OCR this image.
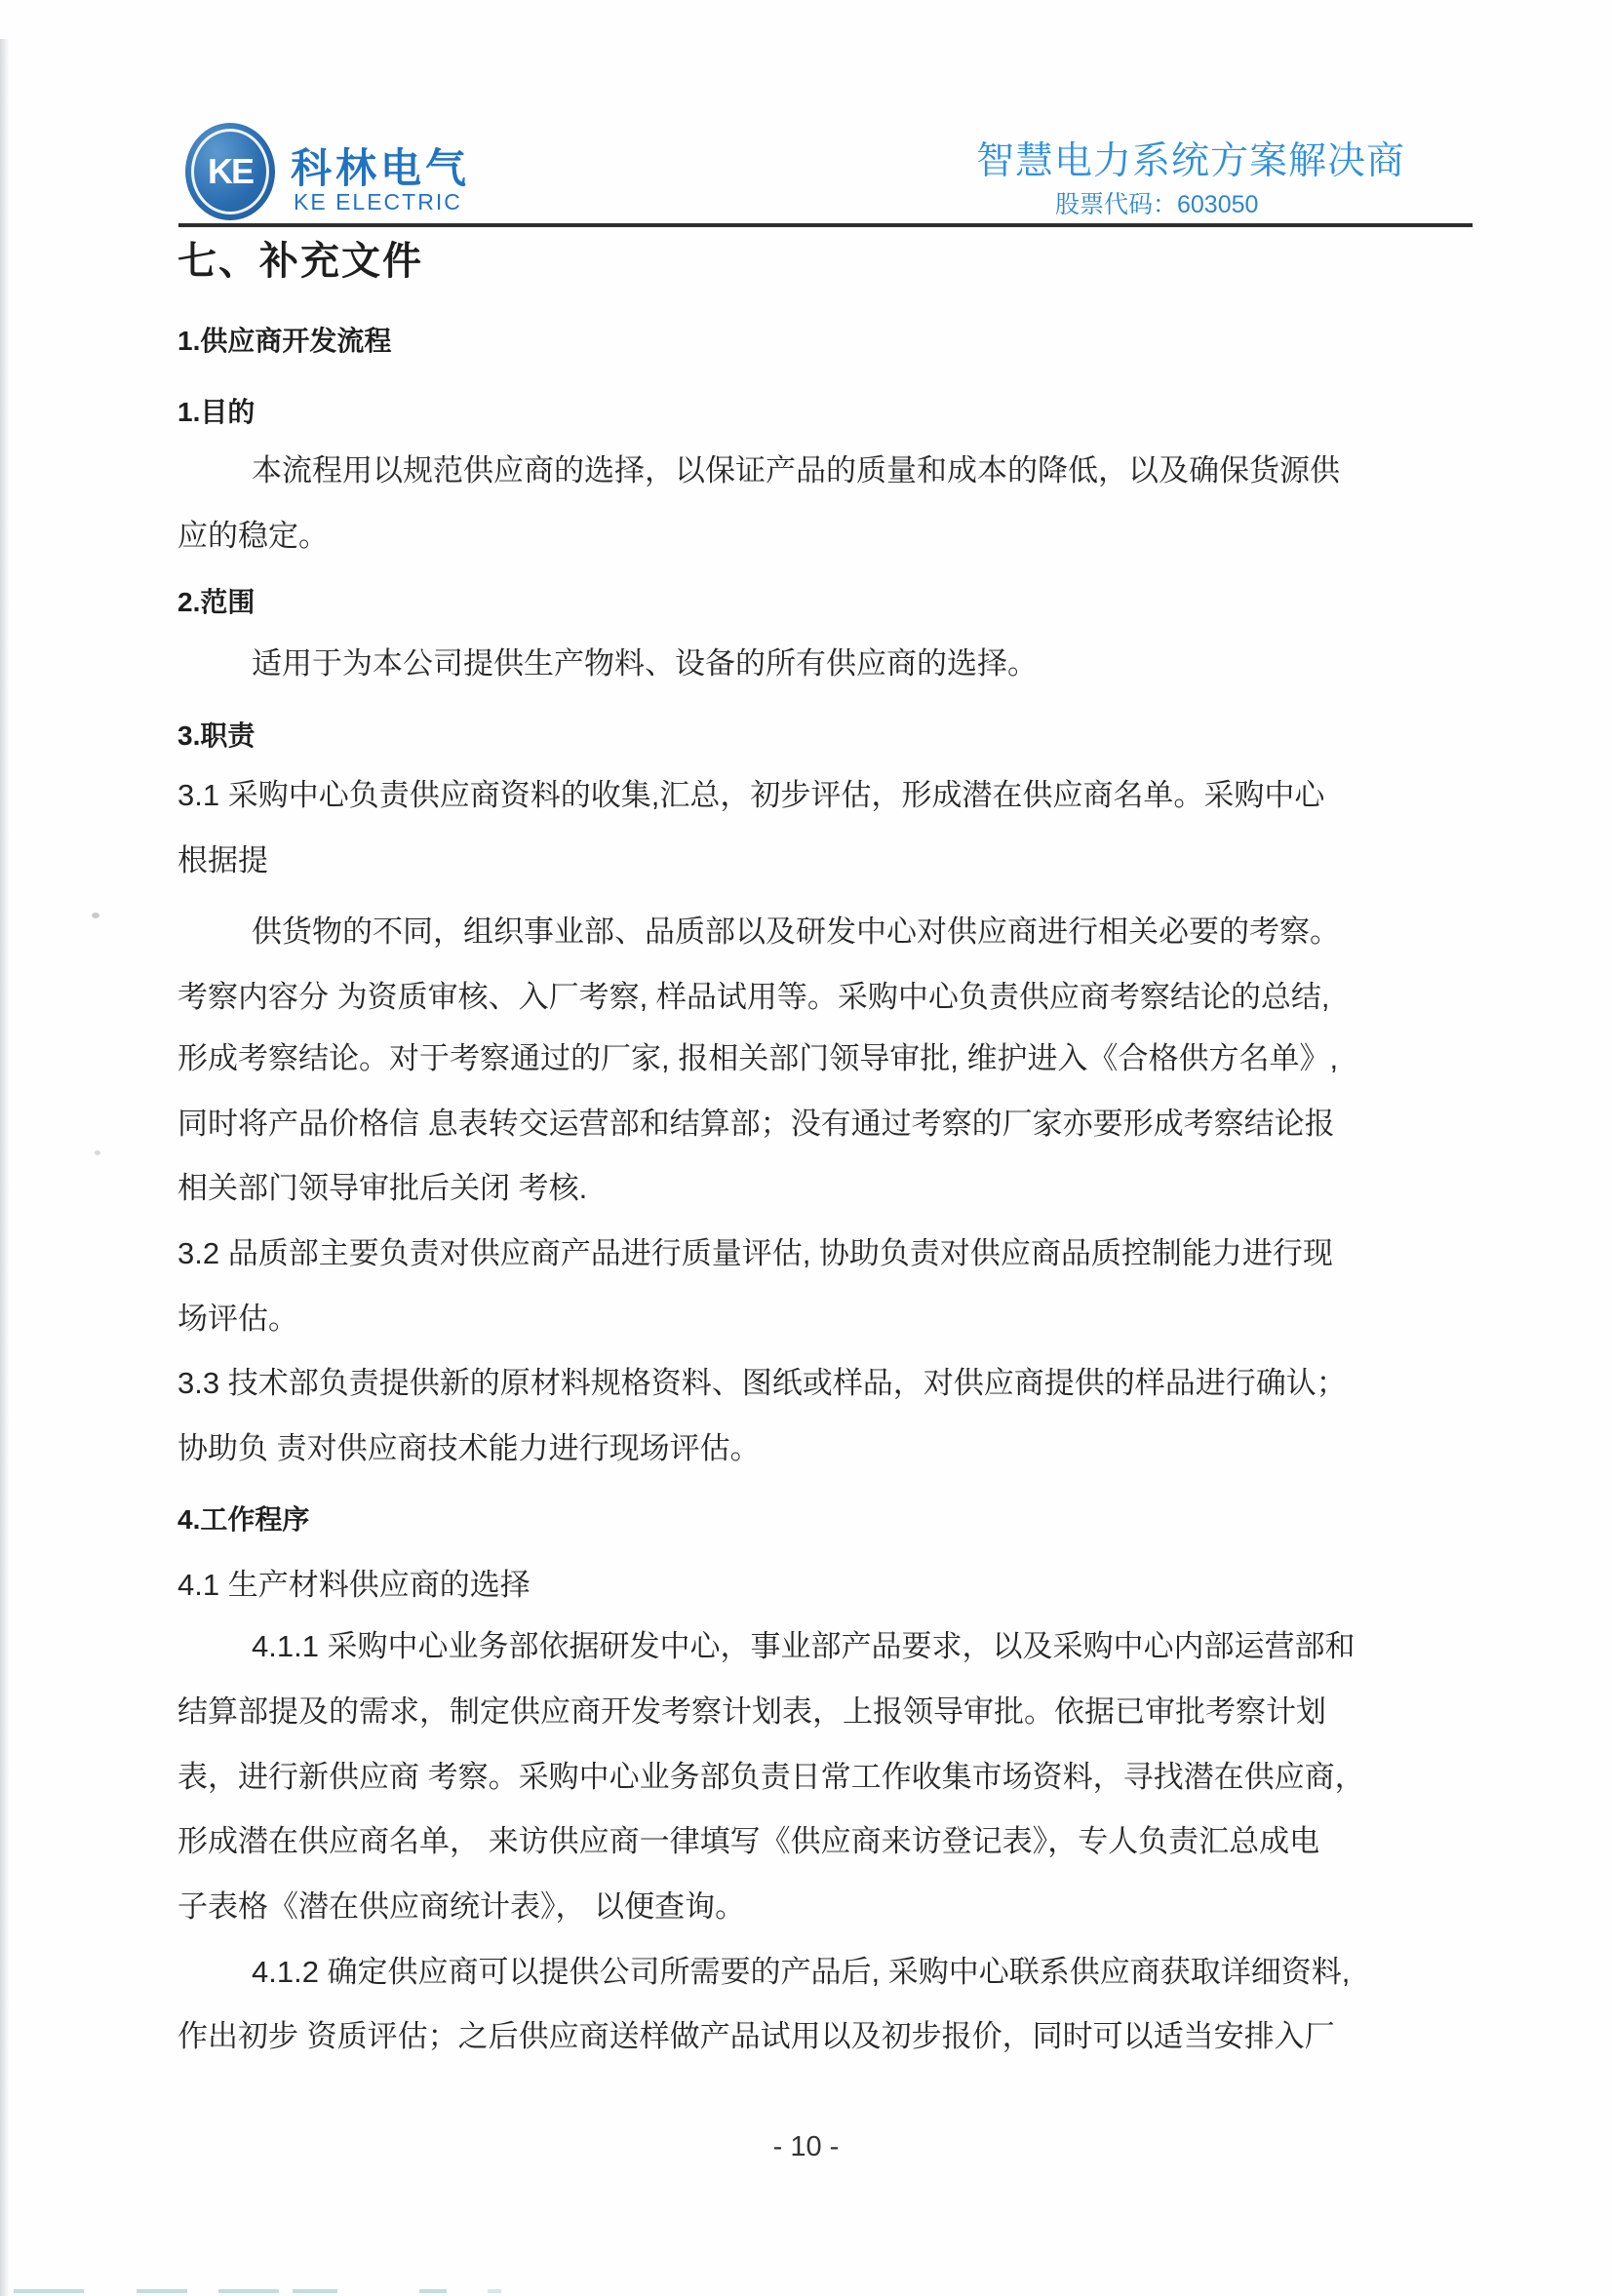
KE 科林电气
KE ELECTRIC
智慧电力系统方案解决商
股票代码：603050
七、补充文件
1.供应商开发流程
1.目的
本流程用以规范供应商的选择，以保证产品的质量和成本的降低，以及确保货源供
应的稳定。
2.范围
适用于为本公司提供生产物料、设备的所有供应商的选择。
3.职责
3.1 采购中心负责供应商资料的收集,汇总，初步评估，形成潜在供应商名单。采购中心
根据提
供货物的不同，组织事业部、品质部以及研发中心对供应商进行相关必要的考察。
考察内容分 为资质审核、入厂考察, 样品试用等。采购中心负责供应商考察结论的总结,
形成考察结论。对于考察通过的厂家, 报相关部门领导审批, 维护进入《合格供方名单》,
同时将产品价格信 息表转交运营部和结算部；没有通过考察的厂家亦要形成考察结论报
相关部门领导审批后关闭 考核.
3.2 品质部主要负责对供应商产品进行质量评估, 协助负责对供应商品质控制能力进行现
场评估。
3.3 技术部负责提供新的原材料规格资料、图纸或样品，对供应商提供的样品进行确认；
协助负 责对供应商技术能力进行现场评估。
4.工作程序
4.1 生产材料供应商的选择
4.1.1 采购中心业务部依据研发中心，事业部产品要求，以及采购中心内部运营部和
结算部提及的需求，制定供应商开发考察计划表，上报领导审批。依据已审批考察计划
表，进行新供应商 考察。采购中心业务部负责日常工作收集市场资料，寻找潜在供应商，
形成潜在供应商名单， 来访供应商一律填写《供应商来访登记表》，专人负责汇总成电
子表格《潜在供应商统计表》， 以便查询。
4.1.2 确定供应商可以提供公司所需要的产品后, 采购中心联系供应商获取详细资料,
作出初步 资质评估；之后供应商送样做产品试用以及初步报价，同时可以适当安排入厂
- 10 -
++++++++++++++++++++
▶ **TASK STATEMENT**: State how many lines of the records hold the string "形成潜在供应商名单", and nothing else.

▶ **RESULT OF THIS TASK**: 2